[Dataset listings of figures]
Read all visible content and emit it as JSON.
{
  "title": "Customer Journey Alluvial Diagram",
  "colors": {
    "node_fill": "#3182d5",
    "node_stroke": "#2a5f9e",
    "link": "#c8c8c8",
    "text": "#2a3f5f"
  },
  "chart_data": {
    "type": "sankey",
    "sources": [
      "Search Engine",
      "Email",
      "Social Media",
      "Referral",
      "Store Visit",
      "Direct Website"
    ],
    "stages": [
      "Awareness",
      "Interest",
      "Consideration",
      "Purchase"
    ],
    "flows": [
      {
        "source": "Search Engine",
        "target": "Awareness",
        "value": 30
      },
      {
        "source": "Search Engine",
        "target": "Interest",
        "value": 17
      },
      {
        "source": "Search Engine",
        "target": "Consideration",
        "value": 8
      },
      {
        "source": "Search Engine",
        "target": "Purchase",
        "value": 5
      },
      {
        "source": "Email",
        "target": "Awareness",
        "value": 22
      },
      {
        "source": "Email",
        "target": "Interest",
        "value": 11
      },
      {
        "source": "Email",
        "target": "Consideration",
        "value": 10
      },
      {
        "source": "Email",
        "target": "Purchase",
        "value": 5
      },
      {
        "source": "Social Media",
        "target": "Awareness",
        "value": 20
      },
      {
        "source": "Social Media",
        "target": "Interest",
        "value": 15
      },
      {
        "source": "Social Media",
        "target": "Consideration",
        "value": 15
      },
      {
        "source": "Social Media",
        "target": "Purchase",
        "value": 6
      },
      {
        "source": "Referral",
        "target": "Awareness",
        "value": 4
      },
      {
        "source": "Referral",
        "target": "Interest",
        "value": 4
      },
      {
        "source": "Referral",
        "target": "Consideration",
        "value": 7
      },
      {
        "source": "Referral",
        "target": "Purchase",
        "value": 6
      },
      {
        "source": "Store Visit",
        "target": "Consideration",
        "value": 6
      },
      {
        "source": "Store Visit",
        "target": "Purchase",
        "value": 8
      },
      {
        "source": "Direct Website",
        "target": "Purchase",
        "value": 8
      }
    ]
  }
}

◆ **Goal**:
Repeat each entry word for word.

◆ **Correct result**:
Read all visible content and emit it as JSON.
{
  "title": "Customer Journey Alluvial Diagram",
  "colors": {
    "node_fill": "#3182d5",
    "node_stroke": "#2a5f9e",
    "link": "#c8c8c8",
    "text": "#2a3f5f"
  },
  "chart_data": {
    "type": "sankey",
    "sources": [
      "Search Engine",
      "Email",
      "Social Media",
      "Referral",
      "Store Visit",
      "Direct Website"
    ],
    "stages": [
      "Awareness",
      "Interest",
      "Consideration",
      "Purchase"
    ],
    "flows": [
      {
        "source": "Search Engine",
        "target": "Awareness",
        "value": 30
      },
      {
        "source": "Search Engine",
        "target": "Interest",
        "value": 17
      },
      {
        "source": "Search Engine",
        "target": "Consideration",
        "value": 8
      },
      {
        "source": "Search Engine",
        "target": "Purchase",
        "value": 5
      },
      {
        "source": "Email",
        "target": "Awareness",
        "value": 22
      },
      {
        "source": "Email",
        "target": "Interest",
        "value": 11
      },
      {
        "source": "Email",
        "target": "Consideration",
        "value": 10
      },
      {
        "source": "Email",
        "target": "Purchase",
        "value": 5
      },
      {
        "source": "Social Media",
        "target": "Awareness",
        "value": 20
      },
      {
        "source": "Social Media",
        "target": "Interest",
        "value": 15
      },
      {
        "source": "Social Media",
        "target": "Consideration",
        "value": 15
      },
      {
        "source": "Social Media",
        "target": "Purchase",
        "value": 6
      },
      {
        "source": "Referral",
        "target": "Awareness",
        "value": 4
      },
      {
        "source": "Referral",
        "target": "Interest",
        "value": 4
      },
      {
        "source": "Referral",
        "target": "Consideration",
        "value": 7
      },
      {
        "source": "Referral",
        "target": "Purchase",
        "value": 6
      },
      {
        "source": "Store Visit",
        "target": "Consideration",
        "value": 6
      },
      {
        "source": "Store Visit",
        "target": "Purchase",
        "value": 8
      },
      {
        "source": "Direct Website",
        "target": "Purchase",
        "value": 8
      }
    ]
  }
}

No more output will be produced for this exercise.